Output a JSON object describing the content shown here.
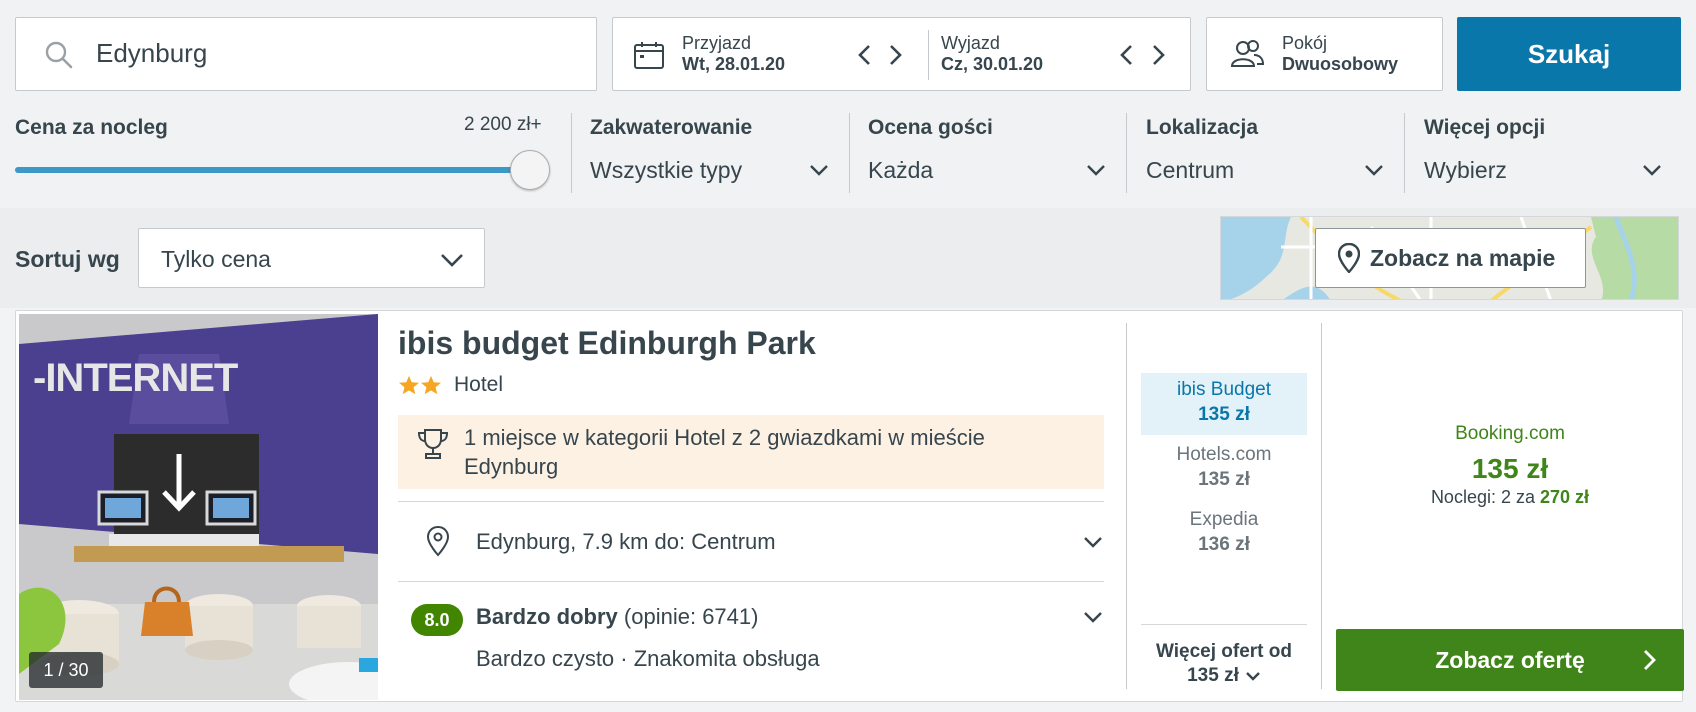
{
  "search": {
    "destination": "Edynburg",
    "checkin_label": "Przyjazd",
    "checkin_value": "Wt, 28.01.20",
    "checkout_label": "Wyjazd",
    "checkout_value": "Cz, 30.01.20",
    "room_label": "Pokój",
    "room_value": "Dwuosobowy",
    "search_button": "Szukaj"
  },
  "filters": {
    "price_title": "Cena za nocleg",
    "price_max": "2 200 zł+",
    "price_slider_fraction": 1.0,
    "accommodation_title": "Zakwaterowanie",
    "accommodation_value": "Wszystkie typy",
    "rating_title": "Ocena gości",
    "rating_value": "Każda",
    "location_title": "Lokalizacja",
    "location_value": "Centrum",
    "more_title": "Więcej opcji",
    "more_value": "Wybierz"
  },
  "sort": {
    "label": "Sortuj wg",
    "value": "Tylko cena",
    "map_button": "Zobacz na mapie"
  },
  "hotel": {
    "photo_counter": "1 / 30",
    "photo_sign_text": "-INTERNET",
    "name": "ibis budget Edinburgh Park",
    "stars": 2,
    "type": "Hotel",
    "award": "1 miejsce w kategorii Hotel z 2 gwiazdkami w mieście Edynburg",
    "location": "Edynburg, 7.9 km do: Centrum",
    "rating_score": "8.0",
    "rating_text": "Bardzo dobry",
    "reviews": "(opinie: 6741)",
    "highlights": "Bardzo czysto · Znakomita obsługa",
    "deals": [
      {
        "name": "ibis Budget",
        "price": "135 zł"
      },
      {
        "name": "Hotels.com",
        "price": "135 zł"
      },
      {
        "name": "Expedia",
        "price": "136 zł"
      }
    ],
    "more_offers_label": "Więcej ofert od",
    "more_offers_price": "135 zł",
    "best": {
      "provider": "Booking.com",
      "price": "135 zł",
      "nights_label": "Noclegi: 2 za",
      "nights_total": "270 zł",
      "cta": "Zobacz ofertę"
    }
  },
  "colors": {
    "primary_blue": "#0a77aa",
    "deal_green": "#3f8519",
    "rating_green": "#428500",
    "award_bg": "#fdf1e4",
    "highlight_deal_bg": "#e3f2f9",
    "star": "#f5a623"
  }
}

+++

## PROBLEM:
Exclude the pictures, and transcribe all of the material exactly.

## EXERCISE ANSWER:
Output a JSON object describing the content shown here.
{
  "search": {
    "destination": "Edynburg",
    "checkin_label": "Przyjazd",
    "checkin_value": "Wt, 28.01.20",
    "checkout_label": "Wyjazd",
    "checkout_value": "Cz, 30.01.20",
    "room_label": "Pokój",
    "room_value": "Dwuosobowy",
    "search_button": "Szukaj"
  },
  "filters": {
    "price_title": "Cena za nocleg",
    "price_max": "2 200 zł+",
    "price_slider_fraction": 1.0,
    "accommodation_title": "Zakwaterowanie",
    "accommodation_value": "Wszystkie typy",
    "rating_title": "Ocena gości",
    "rating_value": "Każda",
    "location_title": "Lokalizacja",
    "location_value": "Centrum",
    "more_title": "Więcej opcji",
    "more_value": "Wybierz"
  },
  "sort": {
    "label": "Sortuj wg",
    "value": "Tylko cena",
    "map_button": "Zobacz na mapie"
  },
  "hotel": {
    "photo_counter": "1 / 30",
    "photo_sign_text": "-INTERNET",
    "name": "ibis budget Edinburgh Park",
    "stars": 2,
    "type": "Hotel",
    "award": "1 miejsce w kategorii Hotel z 2 gwiazdkami w mieście Edynburg",
    "location": "Edynburg, 7.9 km do: Centrum",
    "rating_score": "8.0",
    "rating_text": "Bardzo dobry",
    "reviews": "(opinie: 6741)",
    "highlights": "Bardzo czysto · Znakomita obsługa",
    "deals": [
      {
        "name": "ibis Budget",
        "price": "135 zł"
      },
      {
        "name": "Hotels.com",
        "price": "135 zł"
      },
      {
        "name": "Expedia",
        "price": "136 zł"
      }
    ],
    "more_offers_label": "Więcej ofert od",
    "more_offers_price": "135 zł",
    "best": {
      "provider": "Booking.com",
      "price": "135 zł",
      "nights_label": "Noclegi: 2 za",
      "nights_total": "270 zł",
      "cta": "Zobacz ofertę"
    }
  },
  "colors": {
    "primary_blue": "#0a77aa",
    "deal_green": "#3f8519",
    "rating_green": "#428500",
    "award_bg": "#fdf1e4",
    "highlight_deal_bg": "#e3f2f9",
    "star": "#f5a623"
  }
}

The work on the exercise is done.